**REQUEST**
Without skipping anything, write out each record below exactly.

— Start of RECORD EXTRACTS —

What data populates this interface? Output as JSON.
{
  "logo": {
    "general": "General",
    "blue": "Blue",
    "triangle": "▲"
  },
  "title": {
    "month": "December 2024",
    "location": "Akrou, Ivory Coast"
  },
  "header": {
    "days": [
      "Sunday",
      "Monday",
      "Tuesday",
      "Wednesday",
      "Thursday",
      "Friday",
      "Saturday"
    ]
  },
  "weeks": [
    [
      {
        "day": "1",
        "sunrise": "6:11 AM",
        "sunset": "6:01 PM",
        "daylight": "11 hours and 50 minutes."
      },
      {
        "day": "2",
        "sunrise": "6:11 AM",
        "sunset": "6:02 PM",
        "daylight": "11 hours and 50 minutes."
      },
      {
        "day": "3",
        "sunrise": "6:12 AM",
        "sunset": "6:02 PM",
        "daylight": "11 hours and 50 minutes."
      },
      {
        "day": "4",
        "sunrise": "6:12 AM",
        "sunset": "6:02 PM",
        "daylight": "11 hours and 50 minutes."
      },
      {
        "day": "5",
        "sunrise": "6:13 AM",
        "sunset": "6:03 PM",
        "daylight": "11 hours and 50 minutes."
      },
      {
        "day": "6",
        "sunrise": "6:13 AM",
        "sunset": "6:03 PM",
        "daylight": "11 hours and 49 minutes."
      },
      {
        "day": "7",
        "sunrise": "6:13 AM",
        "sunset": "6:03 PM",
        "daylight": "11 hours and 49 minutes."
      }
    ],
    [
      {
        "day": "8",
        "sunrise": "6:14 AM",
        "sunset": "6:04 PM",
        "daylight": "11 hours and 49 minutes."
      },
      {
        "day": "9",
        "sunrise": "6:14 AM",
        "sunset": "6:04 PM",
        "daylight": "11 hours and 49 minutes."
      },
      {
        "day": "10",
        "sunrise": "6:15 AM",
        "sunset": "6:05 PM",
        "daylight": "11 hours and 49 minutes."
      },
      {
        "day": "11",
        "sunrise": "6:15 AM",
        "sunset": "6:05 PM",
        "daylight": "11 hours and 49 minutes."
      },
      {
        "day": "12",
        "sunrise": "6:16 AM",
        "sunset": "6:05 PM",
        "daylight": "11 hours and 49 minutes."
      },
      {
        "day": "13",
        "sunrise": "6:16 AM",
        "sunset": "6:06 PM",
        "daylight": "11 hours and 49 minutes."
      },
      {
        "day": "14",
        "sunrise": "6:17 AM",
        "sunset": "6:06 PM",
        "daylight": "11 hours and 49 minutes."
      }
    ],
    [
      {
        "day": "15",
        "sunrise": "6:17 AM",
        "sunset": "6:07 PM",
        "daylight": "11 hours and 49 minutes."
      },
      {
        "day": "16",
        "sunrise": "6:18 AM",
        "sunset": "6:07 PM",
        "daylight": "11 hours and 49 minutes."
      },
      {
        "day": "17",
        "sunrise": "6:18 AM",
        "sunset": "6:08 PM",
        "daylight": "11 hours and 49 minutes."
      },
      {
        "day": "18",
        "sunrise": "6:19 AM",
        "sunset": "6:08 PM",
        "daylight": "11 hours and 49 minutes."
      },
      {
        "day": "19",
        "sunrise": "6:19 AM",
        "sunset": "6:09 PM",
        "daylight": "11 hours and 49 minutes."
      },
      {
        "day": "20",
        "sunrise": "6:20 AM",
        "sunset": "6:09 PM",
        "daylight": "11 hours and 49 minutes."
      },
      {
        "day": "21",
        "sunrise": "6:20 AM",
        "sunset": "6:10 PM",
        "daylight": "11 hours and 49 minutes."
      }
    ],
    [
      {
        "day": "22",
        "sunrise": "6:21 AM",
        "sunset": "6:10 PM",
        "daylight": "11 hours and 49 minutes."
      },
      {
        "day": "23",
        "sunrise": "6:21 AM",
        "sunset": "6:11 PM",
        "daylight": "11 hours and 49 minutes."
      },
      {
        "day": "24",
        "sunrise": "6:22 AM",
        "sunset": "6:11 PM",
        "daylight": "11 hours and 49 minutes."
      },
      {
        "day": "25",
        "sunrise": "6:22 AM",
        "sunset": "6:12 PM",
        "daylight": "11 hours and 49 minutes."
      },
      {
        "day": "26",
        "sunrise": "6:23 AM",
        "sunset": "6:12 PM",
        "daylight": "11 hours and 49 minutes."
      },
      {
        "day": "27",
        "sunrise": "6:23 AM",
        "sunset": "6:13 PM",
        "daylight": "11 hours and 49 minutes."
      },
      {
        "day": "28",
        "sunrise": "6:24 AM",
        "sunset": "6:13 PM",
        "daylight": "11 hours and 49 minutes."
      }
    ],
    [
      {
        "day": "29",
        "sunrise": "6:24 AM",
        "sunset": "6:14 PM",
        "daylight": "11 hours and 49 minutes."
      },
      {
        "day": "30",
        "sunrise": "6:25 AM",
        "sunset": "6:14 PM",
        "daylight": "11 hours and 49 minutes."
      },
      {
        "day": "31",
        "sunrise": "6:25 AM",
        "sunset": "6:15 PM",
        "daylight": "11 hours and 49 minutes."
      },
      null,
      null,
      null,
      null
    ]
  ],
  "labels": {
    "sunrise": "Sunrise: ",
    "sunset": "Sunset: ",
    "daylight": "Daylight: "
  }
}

— End of RECORD EXTRACTS —

**RESULT OF THE TASK**
What data populates this interface? Output as JSON.
{
  "logo": {
    "general": "General",
    "blue": "Blue",
    "triangle": "▲"
  },
  "title": {
    "month": "December 2024",
    "location": "Akrou, Ivory Coast"
  },
  "header": {
    "days": [
      "Sunday",
      "Monday",
      "Tuesday",
      "Wednesday",
      "Thursday",
      "Friday",
      "Saturday"
    ]
  },
  "weeks": [
    [
      {
        "day": "1",
        "sunrise": "6:11 AM",
        "sunset": "6:01 PM",
        "daylight": "11 hours and 50 minutes."
      },
      {
        "day": "2",
        "sunrise": "6:11 AM",
        "sunset": "6:02 PM",
        "daylight": "11 hours and 50 minutes."
      },
      {
        "day": "3",
        "sunrise": "6:12 AM",
        "sunset": "6:02 PM",
        "daylight": "11 hours and 50 minutes."
      },
      {
        "day": "4",
        "sunrise": "6:12 AM",
        "sunset": "6:02 PM",
        "daylight": "11 hours and 50 minutes."
      },
      {
        "day": "5",
        "sunrise": "6:13 AM",
        "sunset": "6:03 PM",
        "daylight": "11 hours and 50 minutes."
      },
      {
        "day": "6",
        "sunrise": "6:13 AM",
        "sunset": "6:03 PM",
        "daylight": "11 hours and 49 minutes."
      },
      {
        "day": "7",
        "sunrise": "6:13 AM",
        "sunset": "6:03 PM",
        "daylight": "11 hours and 49 minutes."
      }
    ],
    [
      {
        "day": "8",
        "sunrise": "6:14 AM",
        "sunset": "6:04 PM",
        "daylight": "11 hours and 49 minutes."
      },
      {
        "day": "9",
        "sunrise": "6:14 AM",
        "sunset": "6:04 PM",
        "daylight": "11 hours and 49 minutes."
      },
      {
        "day": "10",
        "sunrise": "6:15 AM",
        "sunset": "6:05 PM",
        "daylight": "11 hours and 49 minutes."
      },
      {
        "day": "11",
        "sunrise": "6:15 AM",
        "sunset": "6:05 PM",
        "daylight": "11 hours and 49 minutes."
      },
      {
        "day": "12",
        "sunrise": "6:16 AM",
        "sunset": "6:05 PM",
        "daylight": "11 hours and 49 minutes."
      },
      {
        "day": "13",
        "sunrise": "6:16 AM",
        "sunset": "6:06 PM",
        "daylight": "11 hours and 49 minutes."
      },
      {
        "day": "14",
        "sunrise": "6:17 AM",
        "sunset": "6:06 PM",
        "daylight": "11 hours and 49 minutes."
      }
    ],
    [
      {
        "day": "15",
        "sunrise": "6:17 AM",
        "sunset": "6:07 PM",
        "daylight": "11 hours and 49 minutes."
      },
      {
        "day": "16",
        "sunrise": "6:18 AM",
        "sunset": "6:07 PM",
        "daylight": "11 hours and 49 minutes."
      },
      {
        "day": "17",
        "sunrise": "6:18 AM",
        "sunset": "6:08 PM",
        "daylight": "11 hours and 49 minutes."
      },
      {
        "day": "18",
        "sunrise": "6:19 AM",
        "sunset": "6:08 PM",
        "daylight": "11 hours and 49 minutes."
      },
      {
        "day": "19",
        "sunrise": "6:19 AM",
        "sunset": "6:09 PM",
        "daylight": "11 hours and 49 minutes."
      },
      {
        "day": "20",
        "sunrise": "6:20 AM",
        "sunset": "6:09 PM",
        "daylight": "11 hours and 49 minutes."
      },
      {
        "day": "21",
        "sunrise": "6:20 AM",
        "sunset": "6:10 PM",
        "daylight": "11 hours and 49 minutes."
      }
    ],
    [
      {
        "day": "22",
        "sunrise": "6:21 AM",
        "sunset": "6:10 PM",
        "daylight": "11 hours and 49 minutes."
      },
      {
        "day": "23",
        "sunrise": "6:21 AM",
        "sunset": "6:11 PM",
        "daylight": "11 hours and 49 minutes."
      },
      {
        "day": "24",
        "sunrise": "6:22 AM",
        "sunset": "6:11 PM",
        "daylight": "11 hours and 49 minutes."
      },
      {
        "day": "25",
        "sunrise": "6:22 AM",
        "sunset": "6:12 PM",
        "daylight": "11 hours and 49 minutes."
      },
      {
        "day": "26",
        "sunrise": "6:23 AM",
        "sunset": "6:12 PM",
        "daylight": "11 hours and 49 minutes."
      },
      {
        "day": "27",
        "sunrise": "6:23 AM",
        "sunset": "6:13 PM",
        "daylight": "11 hours and 49 minutes."
      },
      {
        "day": "28",
        "sunrise": "6:24 AM",
        "sunset": "6:13 PM",
        "daylight": "11 hours and 49 minutes."
      }
    ],
    [
      {
        "day": "29",
        "sunrise": "6:24 AM",
        "sunset": "6:14 PM",
        "daylight": "11 hours and 49 minutes."
      },
      {
        "day": "30",
        "sunrise": "6:25 AM",
        "sunset": "6:14 PM",
        "daylight": "11 hours and 49 minutes."
      },
      {
        "day": "31",
        "sunrise": "6:25 AM",
        "sunset": "6:15 PM",
        "daylight": "11 hours and 49 minutes."
      },
      null,
      null,
      null,
      null
    ]
  ],
  "labels": {
    "sunrise": "Sunrise: ",
    "sunset": "Sunset: ",
    "daylight": "Daylight: "
  }
}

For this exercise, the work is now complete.